**What is asked:** Filter the listing and keep only the lines with the word "name".
-- START Material shown --
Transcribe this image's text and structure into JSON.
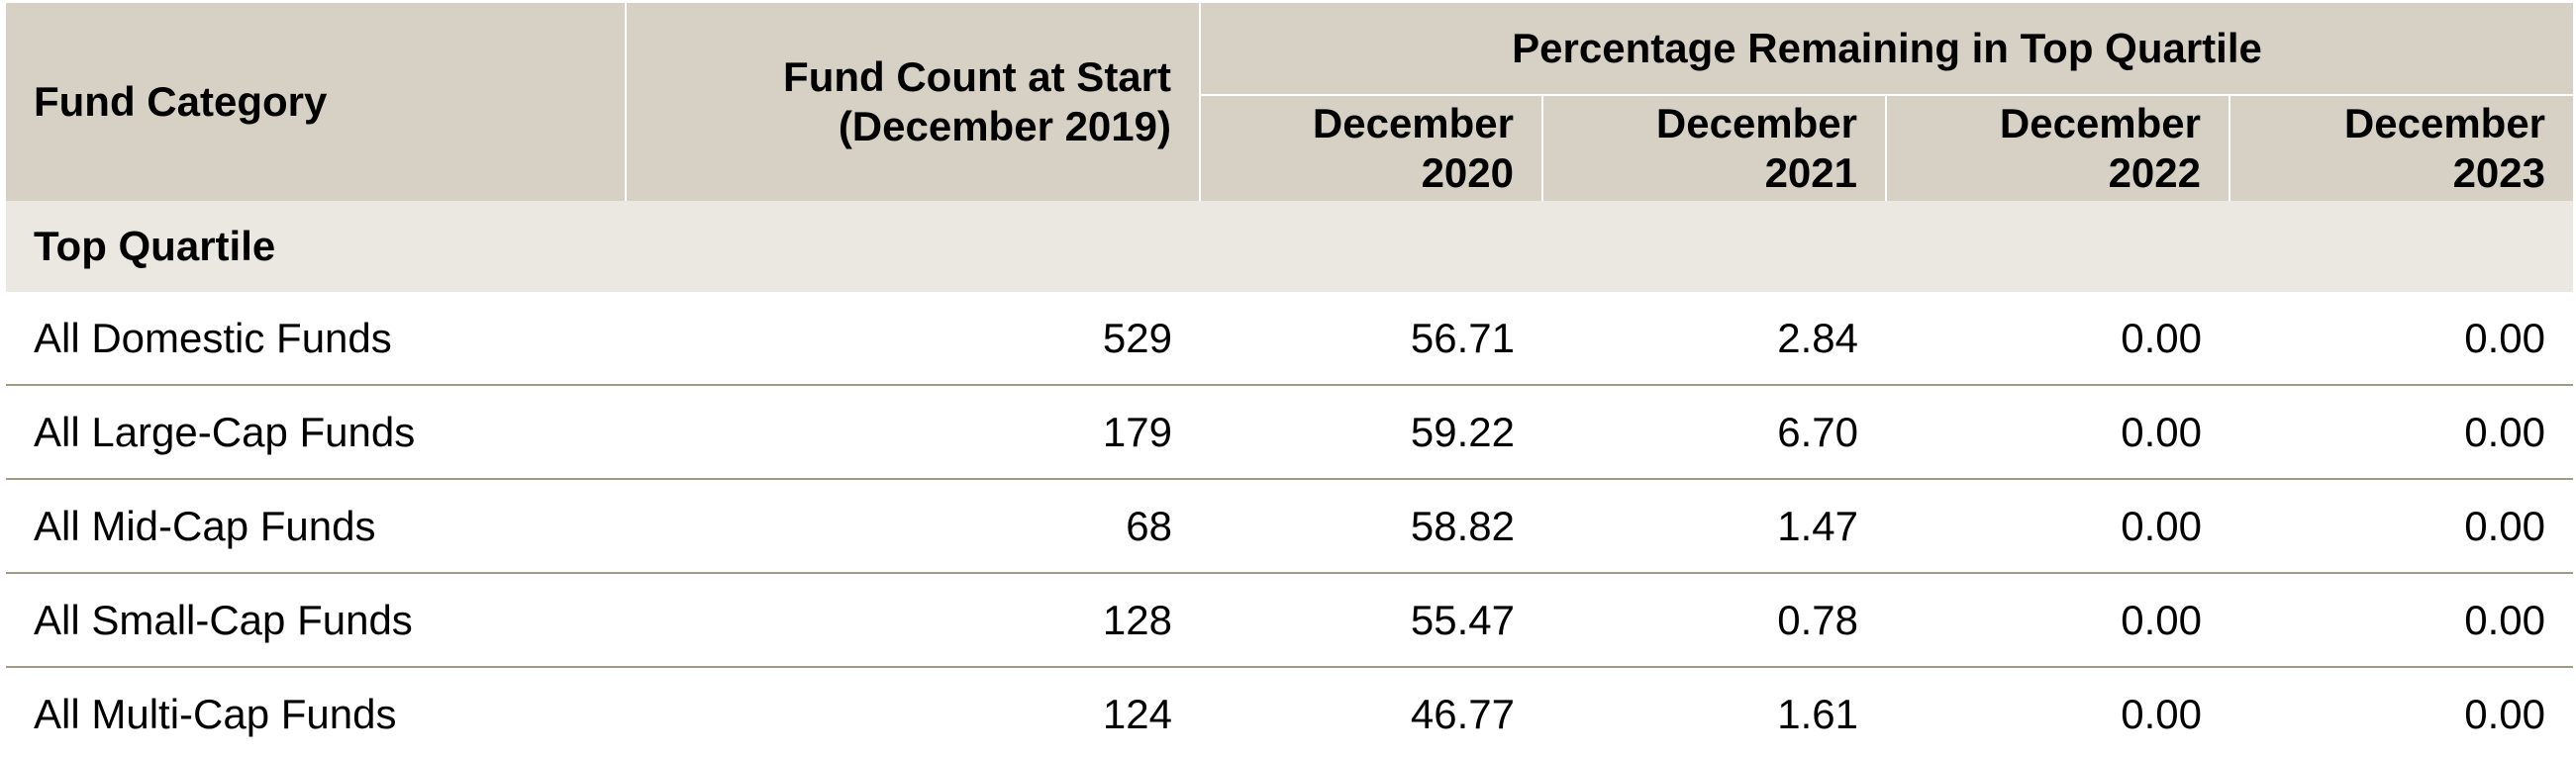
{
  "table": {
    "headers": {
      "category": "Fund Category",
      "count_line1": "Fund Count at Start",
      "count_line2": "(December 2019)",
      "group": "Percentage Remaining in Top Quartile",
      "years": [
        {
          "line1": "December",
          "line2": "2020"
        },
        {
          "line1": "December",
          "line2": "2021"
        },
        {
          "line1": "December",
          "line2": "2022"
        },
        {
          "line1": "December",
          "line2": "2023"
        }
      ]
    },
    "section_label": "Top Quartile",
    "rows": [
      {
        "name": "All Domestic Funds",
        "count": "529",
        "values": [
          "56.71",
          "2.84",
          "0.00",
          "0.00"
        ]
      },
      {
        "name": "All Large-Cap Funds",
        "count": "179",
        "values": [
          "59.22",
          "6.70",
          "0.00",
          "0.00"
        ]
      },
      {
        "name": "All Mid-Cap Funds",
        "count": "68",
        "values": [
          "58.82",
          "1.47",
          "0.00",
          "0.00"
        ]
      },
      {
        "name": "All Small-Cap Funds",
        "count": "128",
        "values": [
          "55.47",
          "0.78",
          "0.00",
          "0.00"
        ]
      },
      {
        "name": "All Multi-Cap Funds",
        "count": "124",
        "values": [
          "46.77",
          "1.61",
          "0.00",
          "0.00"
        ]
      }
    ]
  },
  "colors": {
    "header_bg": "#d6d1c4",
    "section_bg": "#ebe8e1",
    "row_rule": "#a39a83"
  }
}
-- END Material shown --
-- START Material shown --
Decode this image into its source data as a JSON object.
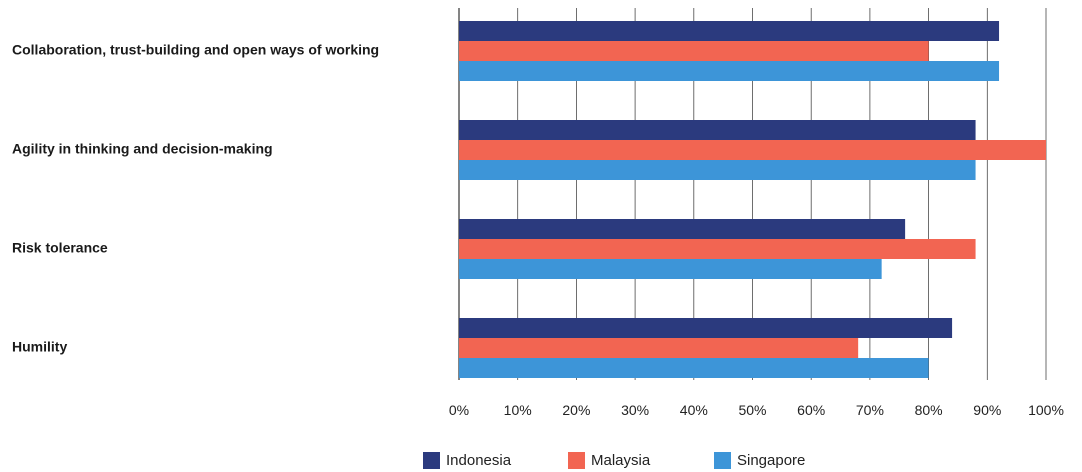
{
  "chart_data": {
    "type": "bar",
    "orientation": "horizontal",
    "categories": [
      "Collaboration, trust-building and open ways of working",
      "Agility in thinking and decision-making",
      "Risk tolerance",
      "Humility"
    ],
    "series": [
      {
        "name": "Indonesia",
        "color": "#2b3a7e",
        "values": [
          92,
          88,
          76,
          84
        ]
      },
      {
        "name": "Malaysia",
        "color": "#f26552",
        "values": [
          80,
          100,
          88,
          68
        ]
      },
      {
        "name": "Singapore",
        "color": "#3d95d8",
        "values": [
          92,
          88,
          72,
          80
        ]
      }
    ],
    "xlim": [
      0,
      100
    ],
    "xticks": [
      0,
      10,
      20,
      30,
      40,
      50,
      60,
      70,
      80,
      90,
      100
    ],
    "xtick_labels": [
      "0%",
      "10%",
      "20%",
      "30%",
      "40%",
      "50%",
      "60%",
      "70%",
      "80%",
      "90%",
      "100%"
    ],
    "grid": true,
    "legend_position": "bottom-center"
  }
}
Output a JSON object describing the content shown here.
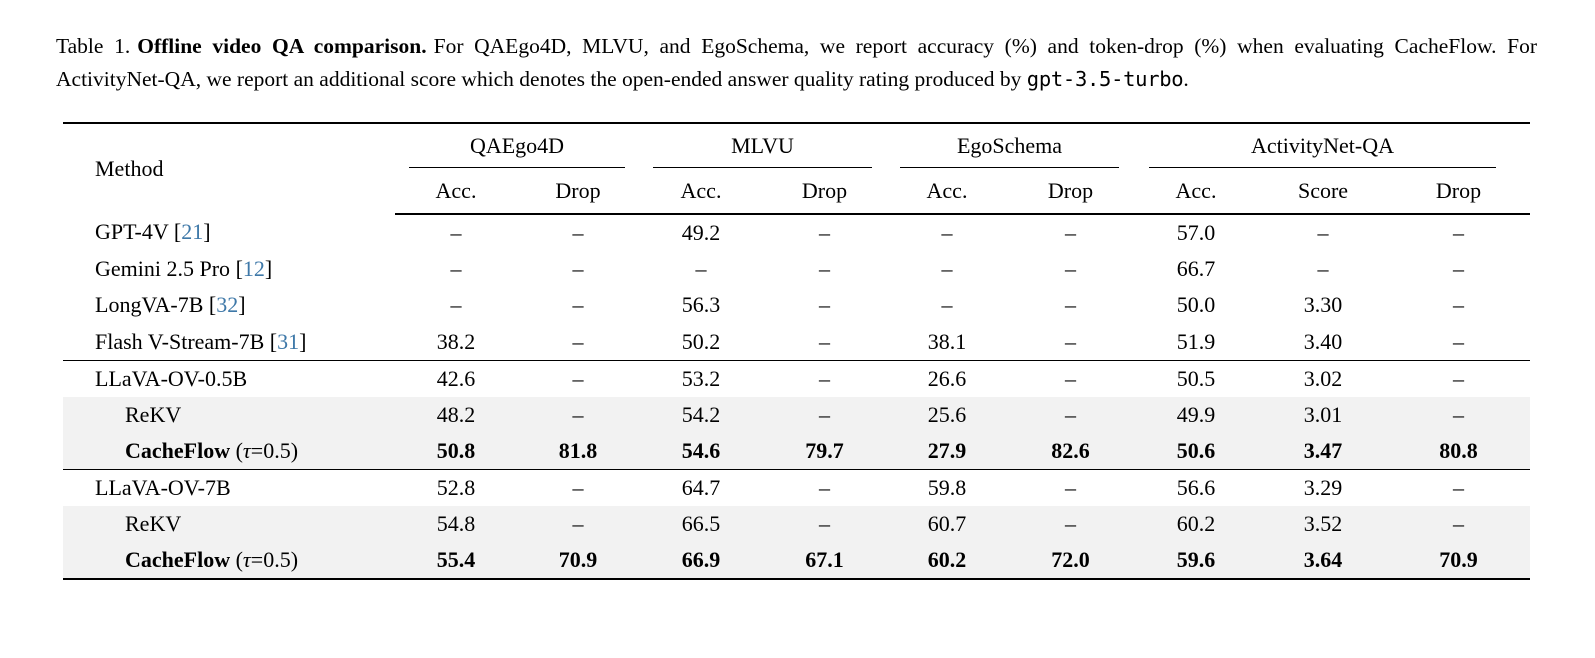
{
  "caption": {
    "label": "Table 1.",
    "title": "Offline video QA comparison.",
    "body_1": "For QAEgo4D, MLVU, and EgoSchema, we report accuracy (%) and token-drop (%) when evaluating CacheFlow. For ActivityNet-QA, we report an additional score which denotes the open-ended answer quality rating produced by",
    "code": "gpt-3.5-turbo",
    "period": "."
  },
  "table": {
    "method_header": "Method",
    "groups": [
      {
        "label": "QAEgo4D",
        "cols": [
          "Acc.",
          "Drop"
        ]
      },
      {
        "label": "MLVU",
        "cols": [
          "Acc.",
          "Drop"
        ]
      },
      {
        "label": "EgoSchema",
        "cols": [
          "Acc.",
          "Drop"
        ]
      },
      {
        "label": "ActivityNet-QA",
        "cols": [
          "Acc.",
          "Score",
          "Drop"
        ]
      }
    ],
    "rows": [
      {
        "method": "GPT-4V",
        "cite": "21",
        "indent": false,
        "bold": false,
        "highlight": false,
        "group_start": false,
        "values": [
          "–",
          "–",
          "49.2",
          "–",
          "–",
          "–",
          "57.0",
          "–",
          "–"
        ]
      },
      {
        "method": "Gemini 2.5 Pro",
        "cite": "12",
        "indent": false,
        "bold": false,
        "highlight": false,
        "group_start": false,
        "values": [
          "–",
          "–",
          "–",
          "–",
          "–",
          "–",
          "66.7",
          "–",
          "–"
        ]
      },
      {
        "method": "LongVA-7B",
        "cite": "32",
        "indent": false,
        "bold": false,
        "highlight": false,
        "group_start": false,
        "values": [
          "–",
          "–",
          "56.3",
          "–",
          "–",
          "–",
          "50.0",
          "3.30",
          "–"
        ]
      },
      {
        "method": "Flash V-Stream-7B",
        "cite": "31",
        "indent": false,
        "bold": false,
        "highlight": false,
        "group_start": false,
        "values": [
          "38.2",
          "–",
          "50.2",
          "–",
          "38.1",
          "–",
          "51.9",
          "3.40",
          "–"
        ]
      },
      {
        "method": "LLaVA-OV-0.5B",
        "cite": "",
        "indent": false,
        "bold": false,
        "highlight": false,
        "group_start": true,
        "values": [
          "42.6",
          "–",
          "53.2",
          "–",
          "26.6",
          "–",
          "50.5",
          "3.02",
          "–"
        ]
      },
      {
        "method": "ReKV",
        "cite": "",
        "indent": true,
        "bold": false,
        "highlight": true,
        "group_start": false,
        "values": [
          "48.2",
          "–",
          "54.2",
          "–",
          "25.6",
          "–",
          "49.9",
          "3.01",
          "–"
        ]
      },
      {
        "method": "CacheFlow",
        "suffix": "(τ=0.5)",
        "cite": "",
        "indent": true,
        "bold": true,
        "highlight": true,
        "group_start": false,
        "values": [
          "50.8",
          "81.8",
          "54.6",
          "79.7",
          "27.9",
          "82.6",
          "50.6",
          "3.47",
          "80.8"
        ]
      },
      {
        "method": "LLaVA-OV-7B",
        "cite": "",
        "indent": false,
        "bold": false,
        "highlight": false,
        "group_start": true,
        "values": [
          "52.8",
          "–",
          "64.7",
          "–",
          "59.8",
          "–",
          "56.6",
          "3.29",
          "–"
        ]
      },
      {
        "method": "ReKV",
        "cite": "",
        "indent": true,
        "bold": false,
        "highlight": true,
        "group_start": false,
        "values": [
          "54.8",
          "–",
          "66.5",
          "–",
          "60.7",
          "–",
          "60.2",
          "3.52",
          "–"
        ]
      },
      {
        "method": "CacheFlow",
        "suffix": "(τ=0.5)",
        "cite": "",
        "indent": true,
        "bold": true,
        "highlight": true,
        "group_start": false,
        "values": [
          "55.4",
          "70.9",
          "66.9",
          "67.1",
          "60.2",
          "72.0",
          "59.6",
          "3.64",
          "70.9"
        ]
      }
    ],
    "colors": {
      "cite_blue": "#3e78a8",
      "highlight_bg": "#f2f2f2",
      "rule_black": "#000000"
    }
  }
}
-- END Material shown --
**Solution to the exercise:**
        "name": "All Domestic Funds",
        "name": "All Large-Cap Funds",
        "name": "All Mid-Cap Funds",
        "name": "All Small-Cap Funds",
        "name": "All Multi-Cap Funds",
        "name": "Indonesia",
        "name": "Malaysia",
        "name": "Singapore",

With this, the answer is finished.